══ Records for the exercise

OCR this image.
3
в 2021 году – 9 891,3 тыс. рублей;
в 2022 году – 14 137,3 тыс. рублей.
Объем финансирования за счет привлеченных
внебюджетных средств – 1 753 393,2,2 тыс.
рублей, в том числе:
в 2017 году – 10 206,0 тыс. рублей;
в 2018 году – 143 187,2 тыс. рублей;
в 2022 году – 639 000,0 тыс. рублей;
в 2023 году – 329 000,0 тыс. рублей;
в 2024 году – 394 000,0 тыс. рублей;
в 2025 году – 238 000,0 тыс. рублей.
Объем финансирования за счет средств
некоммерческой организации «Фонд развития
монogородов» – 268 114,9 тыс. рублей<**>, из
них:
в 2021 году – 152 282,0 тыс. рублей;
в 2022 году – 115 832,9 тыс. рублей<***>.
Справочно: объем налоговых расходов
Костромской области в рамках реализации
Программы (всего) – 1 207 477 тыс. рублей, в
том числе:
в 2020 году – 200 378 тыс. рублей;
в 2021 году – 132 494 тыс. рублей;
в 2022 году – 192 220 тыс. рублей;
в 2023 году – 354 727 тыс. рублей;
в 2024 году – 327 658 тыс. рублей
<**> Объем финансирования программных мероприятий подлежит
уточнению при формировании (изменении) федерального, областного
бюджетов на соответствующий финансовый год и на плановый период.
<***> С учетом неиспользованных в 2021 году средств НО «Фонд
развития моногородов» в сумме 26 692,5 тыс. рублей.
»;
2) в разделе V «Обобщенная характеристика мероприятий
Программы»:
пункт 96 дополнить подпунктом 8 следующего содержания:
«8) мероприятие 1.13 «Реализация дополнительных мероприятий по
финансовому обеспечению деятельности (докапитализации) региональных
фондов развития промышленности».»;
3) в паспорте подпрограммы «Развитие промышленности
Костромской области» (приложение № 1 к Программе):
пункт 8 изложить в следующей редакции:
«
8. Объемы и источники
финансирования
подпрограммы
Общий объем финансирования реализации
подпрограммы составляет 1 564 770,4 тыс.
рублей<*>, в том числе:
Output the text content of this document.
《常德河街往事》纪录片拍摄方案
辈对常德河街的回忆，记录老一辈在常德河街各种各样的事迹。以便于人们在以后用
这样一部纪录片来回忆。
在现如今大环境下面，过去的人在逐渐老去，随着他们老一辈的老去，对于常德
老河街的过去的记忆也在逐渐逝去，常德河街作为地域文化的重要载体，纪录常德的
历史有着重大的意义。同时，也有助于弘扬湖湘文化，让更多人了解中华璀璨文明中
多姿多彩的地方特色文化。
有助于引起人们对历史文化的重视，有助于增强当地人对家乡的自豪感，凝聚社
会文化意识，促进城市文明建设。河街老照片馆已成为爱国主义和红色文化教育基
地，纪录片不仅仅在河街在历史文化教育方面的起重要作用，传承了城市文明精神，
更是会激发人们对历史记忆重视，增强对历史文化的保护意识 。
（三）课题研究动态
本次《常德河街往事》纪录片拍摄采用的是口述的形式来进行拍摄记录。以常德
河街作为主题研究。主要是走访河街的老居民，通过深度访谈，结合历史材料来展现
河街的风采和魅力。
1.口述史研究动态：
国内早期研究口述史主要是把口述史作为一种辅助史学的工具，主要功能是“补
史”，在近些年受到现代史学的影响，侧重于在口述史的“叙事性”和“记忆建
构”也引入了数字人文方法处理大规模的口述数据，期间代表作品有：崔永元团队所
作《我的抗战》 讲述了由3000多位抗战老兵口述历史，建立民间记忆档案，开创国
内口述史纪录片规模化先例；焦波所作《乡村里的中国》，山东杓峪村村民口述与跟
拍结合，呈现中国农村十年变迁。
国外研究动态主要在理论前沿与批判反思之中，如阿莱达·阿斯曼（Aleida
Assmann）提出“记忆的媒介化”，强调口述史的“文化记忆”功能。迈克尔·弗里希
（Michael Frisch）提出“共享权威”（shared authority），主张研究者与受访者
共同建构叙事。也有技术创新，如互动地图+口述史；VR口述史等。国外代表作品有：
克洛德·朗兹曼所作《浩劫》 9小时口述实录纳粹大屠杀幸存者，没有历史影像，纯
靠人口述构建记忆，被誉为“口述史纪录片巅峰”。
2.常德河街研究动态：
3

════

Aim of the task
Scan the listing above for the word "промышленности" and show each line where it is found.

Response to the task
фондов развития промышленности».»;
3) в паспорте подпрограммы «Развитие промышленности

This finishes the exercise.